• Records
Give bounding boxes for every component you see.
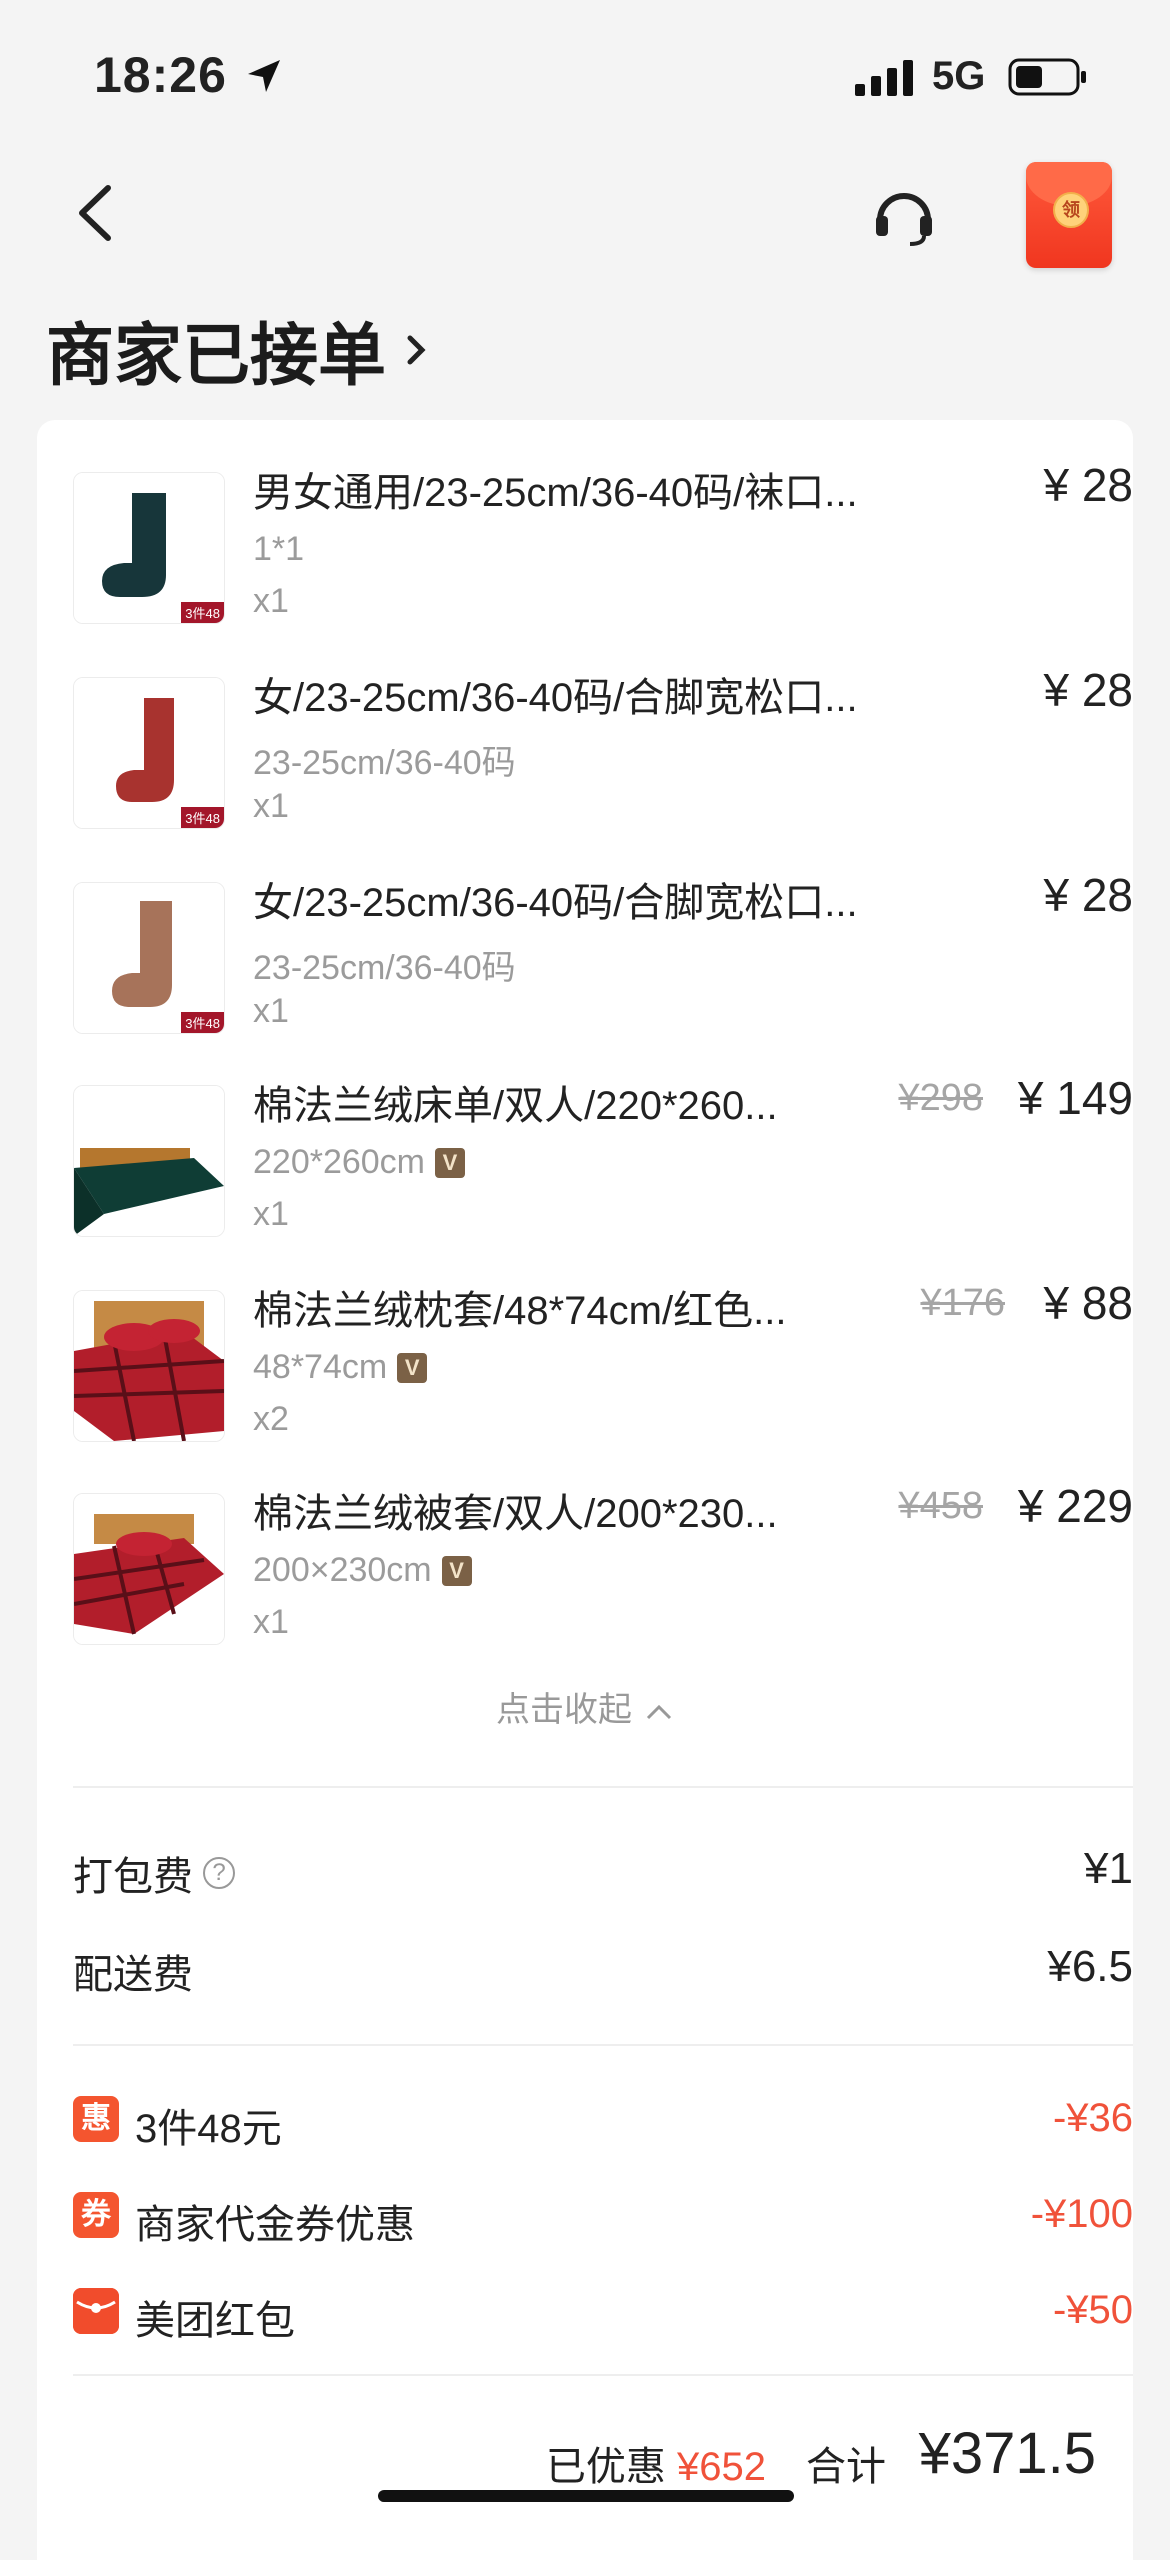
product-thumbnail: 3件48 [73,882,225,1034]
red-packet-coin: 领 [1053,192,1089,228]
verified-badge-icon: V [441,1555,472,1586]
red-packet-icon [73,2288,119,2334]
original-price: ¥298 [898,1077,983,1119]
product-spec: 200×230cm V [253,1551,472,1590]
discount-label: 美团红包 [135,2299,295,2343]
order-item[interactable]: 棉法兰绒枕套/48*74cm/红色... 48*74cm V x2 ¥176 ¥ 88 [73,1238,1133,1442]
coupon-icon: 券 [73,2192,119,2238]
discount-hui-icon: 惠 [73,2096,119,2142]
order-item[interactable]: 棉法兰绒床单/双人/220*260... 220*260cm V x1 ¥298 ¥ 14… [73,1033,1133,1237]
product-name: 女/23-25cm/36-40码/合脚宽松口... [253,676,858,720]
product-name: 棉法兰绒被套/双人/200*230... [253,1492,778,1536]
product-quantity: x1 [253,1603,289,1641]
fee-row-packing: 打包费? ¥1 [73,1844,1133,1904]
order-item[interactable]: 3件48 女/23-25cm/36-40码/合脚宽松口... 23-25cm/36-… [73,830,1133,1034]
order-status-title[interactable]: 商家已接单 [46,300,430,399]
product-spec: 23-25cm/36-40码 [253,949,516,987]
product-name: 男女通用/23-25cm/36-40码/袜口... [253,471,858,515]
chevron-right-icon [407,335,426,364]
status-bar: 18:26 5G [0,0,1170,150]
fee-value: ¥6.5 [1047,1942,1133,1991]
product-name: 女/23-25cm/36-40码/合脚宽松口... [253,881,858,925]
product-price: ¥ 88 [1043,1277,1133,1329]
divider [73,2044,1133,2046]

• Set problem
Give every line of the item above as a Markdown table with the columns Index and Content, one row per line, skipping blank lines and leaving out the picture.

• Response to this task
| Index | Content |
|---|---|
| 1 | Give bounding boxes for every component you see. |
| 2 | product-thumbnail: 3件48 [73,882,225,1034] |
| 3 | red-packet-coin: 领 [1053,192,1089,228] |
| 4 | verified-badge-icon: V [441,1555,472,1586] |
| 5 | red-packet-icon [73,2288,119,2334] |
| 6 | original-price: ¥298 [898,1077,983,1119] |
| 7 | product-spec: 200×230cm V [253,1551,472,1590] |
| 8 | discount-label: 美团红包 [135,2299,295,2343] |
| 9 | order-item[interactable]: 棉法兰绒枕套/48*74cm/红色... 48*74cm V x2 ¥176 ¥ 88 [73,1238,1133,1442] |
| 10 | coupon-icon: 券 [73,2192,119,2238] |
| 11 | discount-hui-icon: 惠 [73,2096,119,2142] |
| 12 | order-item[interactable]: 棉法兰绒床单/双人/220*260... 220*260cm V x1 ¥298 ¥ 14… [73,1033,1133,1237] |
| 13 | product-name: 女/23-25cm/36-40码/合脚宽松口... [253,676,858,720] |
| 14 | product-name: 棉法兰绒被套/双人/200*230... [253,1492,778,1536] |
| 15 | product-quantity: x1 [253,1603,289,1641] |
| 16 | fee-row-packing: 打包费? ¥1 [73,1844,1133,1904] |
| 17 | order-item[interactable]: 3件48 女/23-25cm/36-40码/合脚宽松口... 23-25cm/36-… [73,830,1133,1034] |
| 18 | order-status-title[interactable]: 商家已接单 [46,300,430,399] |
| 19 | product-spec: 23-25cm/36-40码 [253,949,516,987] |
| 20 | product-name: 男女通用/23-25cm/36-40码/袜口... [253,471,858,515] |
| 21 | chevron-right-icon [407,335,426,364] |
| 22 | status-bar: 18:26 5G [0,0,1170,150] |
| 23 | fee-value: ¥6.5 [1047,1942,1133,1991] |
| 24 | product-name: 女/23-25cm/36-40码/合脚宽松口... [253,881,858,925] |
| 25 | product-price: ¥ 88 [1043,1277,1133,1329] |
| 26 | divider [73,2044,1133,2046] |